## RECORDS SUPPLIED
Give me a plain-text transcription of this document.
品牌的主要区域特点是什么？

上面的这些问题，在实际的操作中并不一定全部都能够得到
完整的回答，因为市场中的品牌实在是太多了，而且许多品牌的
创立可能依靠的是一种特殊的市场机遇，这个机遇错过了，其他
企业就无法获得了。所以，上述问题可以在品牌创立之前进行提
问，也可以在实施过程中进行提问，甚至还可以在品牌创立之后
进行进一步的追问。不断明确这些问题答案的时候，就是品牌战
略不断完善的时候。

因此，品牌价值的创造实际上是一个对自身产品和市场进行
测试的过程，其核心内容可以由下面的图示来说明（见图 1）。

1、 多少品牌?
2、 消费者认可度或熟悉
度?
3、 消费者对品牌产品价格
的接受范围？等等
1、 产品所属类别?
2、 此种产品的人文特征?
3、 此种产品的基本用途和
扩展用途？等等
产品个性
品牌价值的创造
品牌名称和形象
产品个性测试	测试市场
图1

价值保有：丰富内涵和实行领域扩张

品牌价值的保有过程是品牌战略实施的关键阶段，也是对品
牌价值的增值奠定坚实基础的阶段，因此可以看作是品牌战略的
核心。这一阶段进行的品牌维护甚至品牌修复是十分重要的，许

## TASK GOAL
Repeat the data above exactly.

## OUTPUT BELOW
Give me a plain-text transcription of this document.
品牌的主要区域特点是什么？

上面的这些问题，在实际的操作中并不一定全部都能够得到
完整的回答，因为市场中的品牌实在是太多了，而且许多品牌的
创立可能依靠的是一种特殊的市场机遇，这个机遇错过了，其他
企业就无法获得了。所以，上述问题可以在品牌创立之前进行提
问，也可以在实施过程中进行提问，甚至还可以在品牌创立之后
进行进一步的追问。不断明确这些问题答案的时候，就是品牌战
略不断完善的时候。

因此，品牌价值的创造实际上是一个对自身产品和市场进行
测试的过程，其核心内容可以由下面的图示来说明（见图 1）。

1、 多少品牌?
2、 消费者认可度或熟悉
度?
3、 消费者对品牌产品价格
的接受范围？等等
1、 产品所属类别?
2、 此种产品的人文特征?
3、 此种产品的基本用途和
扩展用途？等等
产品个性
品牌价值的创造
品牌名称和形象
产品个性测试	测试市场
图1

价值保有：丰富内涵和实行领域扩张

品牌价值的保有过程是品牌战略实施的关键阶段，也是对品
牌价值的增值奠定坚实基础的阶段，因此可以看作是品牌战略的
核心。这一阶段进行的品牌维护甚至品牌修复是十分重要的，许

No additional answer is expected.